_WHAT THE TASK ASKS_. Show all lines holding the string "Versione".

_GIVEN RECORDS_.
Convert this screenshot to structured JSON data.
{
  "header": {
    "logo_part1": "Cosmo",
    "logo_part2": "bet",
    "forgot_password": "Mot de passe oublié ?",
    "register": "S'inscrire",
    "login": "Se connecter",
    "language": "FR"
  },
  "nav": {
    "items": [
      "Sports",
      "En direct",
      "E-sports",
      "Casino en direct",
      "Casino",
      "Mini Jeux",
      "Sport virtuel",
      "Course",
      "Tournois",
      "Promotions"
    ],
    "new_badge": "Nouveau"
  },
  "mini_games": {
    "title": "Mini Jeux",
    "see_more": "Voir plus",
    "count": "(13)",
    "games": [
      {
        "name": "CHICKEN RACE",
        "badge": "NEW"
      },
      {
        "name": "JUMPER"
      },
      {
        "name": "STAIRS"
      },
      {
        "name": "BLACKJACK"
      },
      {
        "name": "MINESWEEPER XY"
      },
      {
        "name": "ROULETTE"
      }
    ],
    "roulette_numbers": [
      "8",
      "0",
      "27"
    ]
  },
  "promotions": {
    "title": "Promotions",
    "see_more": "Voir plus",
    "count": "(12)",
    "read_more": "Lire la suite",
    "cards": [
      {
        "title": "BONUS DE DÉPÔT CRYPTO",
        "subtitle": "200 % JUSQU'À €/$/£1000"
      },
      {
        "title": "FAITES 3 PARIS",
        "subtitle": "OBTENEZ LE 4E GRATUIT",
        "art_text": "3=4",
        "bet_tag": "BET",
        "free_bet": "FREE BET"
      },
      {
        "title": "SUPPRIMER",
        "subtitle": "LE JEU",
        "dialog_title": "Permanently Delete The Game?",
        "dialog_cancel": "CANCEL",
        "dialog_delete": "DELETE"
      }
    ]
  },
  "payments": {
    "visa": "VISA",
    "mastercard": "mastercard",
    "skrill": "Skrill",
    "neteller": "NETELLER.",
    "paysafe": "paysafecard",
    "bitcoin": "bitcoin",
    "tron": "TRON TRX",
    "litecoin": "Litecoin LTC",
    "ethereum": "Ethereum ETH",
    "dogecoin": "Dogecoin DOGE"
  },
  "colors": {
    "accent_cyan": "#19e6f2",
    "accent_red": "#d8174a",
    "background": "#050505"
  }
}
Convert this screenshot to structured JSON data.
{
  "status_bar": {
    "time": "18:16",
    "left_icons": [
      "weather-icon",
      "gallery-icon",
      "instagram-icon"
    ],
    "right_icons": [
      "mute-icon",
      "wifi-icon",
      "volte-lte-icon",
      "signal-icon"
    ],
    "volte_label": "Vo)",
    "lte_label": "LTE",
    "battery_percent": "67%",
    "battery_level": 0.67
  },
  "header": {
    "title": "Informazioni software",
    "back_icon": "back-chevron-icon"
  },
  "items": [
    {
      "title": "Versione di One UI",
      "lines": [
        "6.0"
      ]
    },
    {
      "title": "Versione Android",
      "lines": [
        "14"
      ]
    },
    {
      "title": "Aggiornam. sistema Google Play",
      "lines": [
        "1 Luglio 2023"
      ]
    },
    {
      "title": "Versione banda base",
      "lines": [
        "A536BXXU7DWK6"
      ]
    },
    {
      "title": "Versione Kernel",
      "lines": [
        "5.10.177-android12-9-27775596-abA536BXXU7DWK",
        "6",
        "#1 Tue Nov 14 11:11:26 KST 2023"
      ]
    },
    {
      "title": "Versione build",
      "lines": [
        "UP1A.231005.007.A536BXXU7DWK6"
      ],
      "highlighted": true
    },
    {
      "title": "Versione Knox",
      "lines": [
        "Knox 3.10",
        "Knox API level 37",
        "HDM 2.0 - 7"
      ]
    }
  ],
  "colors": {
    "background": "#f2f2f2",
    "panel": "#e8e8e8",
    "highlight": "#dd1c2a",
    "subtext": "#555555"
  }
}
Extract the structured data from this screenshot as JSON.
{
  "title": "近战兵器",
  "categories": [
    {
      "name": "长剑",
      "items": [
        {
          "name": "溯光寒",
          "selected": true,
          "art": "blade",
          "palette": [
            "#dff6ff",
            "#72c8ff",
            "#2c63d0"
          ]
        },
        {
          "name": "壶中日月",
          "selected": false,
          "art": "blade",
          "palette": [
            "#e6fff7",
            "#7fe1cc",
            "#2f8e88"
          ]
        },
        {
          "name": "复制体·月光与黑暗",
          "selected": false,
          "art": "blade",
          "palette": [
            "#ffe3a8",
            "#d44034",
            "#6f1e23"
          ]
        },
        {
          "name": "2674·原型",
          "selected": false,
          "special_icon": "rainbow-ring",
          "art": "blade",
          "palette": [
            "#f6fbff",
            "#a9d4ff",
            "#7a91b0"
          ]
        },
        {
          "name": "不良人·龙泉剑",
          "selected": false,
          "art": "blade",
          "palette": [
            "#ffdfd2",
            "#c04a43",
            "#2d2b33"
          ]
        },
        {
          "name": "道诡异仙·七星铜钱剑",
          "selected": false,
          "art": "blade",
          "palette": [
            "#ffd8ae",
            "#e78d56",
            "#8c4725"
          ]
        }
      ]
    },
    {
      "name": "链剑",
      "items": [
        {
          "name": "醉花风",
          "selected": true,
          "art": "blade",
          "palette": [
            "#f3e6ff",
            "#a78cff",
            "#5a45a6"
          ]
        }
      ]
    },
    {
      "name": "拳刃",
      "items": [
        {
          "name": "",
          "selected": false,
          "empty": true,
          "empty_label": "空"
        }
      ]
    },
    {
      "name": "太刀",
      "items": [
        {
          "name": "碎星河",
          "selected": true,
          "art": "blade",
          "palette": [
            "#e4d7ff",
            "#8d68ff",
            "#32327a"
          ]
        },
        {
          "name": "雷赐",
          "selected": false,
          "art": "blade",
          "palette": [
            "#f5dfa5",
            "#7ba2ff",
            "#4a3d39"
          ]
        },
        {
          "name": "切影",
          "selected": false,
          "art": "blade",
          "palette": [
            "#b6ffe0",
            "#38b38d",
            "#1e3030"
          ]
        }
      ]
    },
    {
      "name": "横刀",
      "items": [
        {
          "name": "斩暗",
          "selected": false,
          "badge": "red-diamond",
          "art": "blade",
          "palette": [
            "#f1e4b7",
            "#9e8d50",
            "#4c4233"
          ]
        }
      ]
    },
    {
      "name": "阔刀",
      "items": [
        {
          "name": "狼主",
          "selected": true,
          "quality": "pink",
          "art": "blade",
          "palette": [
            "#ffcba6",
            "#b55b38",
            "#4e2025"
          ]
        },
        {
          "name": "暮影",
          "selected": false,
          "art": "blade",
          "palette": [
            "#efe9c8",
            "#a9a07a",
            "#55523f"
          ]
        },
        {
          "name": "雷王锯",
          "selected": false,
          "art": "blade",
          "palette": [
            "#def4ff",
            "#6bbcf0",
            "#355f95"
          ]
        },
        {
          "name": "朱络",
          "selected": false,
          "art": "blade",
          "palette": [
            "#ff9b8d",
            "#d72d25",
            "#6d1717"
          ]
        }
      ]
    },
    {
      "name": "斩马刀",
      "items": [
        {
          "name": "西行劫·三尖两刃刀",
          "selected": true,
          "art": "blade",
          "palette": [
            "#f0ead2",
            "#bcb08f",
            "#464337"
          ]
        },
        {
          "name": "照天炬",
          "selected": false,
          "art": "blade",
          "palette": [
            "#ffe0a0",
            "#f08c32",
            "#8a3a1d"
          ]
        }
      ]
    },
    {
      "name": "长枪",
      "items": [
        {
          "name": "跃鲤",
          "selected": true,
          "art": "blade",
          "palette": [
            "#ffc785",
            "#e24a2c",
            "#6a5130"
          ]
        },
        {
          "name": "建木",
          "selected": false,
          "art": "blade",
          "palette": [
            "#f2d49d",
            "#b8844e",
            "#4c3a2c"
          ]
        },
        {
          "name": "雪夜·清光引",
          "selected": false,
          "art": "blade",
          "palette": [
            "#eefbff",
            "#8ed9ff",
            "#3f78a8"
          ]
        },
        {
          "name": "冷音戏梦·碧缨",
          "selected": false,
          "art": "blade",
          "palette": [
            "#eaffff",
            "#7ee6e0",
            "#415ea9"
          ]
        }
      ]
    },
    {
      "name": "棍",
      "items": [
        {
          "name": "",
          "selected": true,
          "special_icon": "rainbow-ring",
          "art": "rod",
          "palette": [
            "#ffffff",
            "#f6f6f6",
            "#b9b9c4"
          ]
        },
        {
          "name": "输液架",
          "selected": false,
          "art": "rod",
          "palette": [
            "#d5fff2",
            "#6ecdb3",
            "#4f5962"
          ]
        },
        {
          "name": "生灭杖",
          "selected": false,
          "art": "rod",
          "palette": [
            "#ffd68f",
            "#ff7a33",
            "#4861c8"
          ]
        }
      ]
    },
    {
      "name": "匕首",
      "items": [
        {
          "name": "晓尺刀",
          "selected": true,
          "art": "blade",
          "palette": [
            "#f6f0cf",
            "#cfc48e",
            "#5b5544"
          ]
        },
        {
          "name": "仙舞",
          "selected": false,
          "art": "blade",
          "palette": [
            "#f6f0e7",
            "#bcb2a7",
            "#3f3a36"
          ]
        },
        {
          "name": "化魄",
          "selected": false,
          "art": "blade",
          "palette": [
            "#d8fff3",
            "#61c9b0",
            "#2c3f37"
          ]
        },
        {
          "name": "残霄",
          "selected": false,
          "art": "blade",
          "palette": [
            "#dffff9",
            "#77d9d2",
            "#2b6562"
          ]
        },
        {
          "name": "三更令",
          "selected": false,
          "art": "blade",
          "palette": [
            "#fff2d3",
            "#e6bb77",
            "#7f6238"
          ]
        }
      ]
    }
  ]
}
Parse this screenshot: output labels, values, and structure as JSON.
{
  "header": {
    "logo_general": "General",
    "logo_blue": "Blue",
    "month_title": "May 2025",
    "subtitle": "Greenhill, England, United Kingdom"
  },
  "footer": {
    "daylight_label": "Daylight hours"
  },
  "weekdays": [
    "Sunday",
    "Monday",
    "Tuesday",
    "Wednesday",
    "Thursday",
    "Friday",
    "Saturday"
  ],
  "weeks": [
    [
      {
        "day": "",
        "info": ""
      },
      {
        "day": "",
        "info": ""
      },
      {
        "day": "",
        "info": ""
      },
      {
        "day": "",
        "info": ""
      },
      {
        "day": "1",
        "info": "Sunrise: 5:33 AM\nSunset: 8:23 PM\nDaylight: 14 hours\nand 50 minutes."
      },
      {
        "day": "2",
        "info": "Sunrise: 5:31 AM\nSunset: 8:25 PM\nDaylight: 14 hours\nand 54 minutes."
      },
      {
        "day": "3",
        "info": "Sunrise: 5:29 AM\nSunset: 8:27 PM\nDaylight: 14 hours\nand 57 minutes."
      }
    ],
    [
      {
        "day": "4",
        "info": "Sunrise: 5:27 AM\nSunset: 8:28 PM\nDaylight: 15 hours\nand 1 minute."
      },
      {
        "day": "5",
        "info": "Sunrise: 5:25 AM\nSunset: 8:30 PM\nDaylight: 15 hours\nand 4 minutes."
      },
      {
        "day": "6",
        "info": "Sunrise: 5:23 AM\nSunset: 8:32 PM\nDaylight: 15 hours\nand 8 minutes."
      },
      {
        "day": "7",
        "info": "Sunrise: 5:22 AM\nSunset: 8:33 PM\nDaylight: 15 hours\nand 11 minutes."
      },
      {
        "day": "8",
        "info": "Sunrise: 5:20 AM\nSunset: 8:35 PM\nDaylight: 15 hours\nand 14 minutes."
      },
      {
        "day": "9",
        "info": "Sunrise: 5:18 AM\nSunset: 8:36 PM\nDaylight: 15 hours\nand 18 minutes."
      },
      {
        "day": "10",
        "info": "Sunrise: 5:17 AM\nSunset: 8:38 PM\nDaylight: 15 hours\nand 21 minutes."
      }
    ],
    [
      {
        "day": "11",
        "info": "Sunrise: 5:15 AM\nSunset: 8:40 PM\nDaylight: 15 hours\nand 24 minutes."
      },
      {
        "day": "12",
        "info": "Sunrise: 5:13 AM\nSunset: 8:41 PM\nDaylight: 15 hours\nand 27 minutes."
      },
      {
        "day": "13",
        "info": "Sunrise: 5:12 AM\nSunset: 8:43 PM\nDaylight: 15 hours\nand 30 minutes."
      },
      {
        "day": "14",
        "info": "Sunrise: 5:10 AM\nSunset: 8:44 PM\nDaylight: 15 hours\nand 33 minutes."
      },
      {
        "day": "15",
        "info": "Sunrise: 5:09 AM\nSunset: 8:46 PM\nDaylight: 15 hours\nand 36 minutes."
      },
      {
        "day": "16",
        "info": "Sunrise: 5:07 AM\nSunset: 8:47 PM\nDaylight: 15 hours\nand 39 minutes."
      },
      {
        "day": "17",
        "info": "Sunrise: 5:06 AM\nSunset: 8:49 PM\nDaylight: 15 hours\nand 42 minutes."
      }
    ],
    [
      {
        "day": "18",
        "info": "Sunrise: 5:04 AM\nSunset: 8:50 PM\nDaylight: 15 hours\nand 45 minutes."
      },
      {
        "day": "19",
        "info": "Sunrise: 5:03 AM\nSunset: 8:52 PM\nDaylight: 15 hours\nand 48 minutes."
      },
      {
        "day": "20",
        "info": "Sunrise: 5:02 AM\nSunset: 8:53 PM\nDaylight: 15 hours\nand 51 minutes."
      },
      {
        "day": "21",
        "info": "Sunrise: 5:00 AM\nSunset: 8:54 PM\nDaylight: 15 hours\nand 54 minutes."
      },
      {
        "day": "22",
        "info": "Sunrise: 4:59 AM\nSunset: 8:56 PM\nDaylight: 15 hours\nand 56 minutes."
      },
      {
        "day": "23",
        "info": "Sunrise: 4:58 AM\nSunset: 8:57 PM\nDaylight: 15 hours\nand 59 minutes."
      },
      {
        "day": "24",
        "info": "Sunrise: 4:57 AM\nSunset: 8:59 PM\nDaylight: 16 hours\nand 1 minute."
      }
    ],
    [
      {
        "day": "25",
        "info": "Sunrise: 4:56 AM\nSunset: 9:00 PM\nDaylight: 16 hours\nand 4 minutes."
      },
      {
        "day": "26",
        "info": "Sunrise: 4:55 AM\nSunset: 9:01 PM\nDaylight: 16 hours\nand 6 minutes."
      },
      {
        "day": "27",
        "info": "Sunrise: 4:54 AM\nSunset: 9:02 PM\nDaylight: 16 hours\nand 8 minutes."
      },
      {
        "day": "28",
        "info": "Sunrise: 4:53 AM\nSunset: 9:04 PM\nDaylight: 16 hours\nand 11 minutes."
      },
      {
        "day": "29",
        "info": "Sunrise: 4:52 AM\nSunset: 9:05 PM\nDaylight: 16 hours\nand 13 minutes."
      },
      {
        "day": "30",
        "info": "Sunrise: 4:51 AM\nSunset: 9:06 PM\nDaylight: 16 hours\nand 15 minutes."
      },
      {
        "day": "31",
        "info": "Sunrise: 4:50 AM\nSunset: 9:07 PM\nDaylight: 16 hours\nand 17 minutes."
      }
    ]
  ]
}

_ANSWER TO THIS PROBLEM_.
      "title": "Versione di One UI",
      "title": "Versione Android",
      "title": "Versione banda base",
      "title": "Versione Kernel",
      "title": "Versione build",
      "title": "Versione Knox",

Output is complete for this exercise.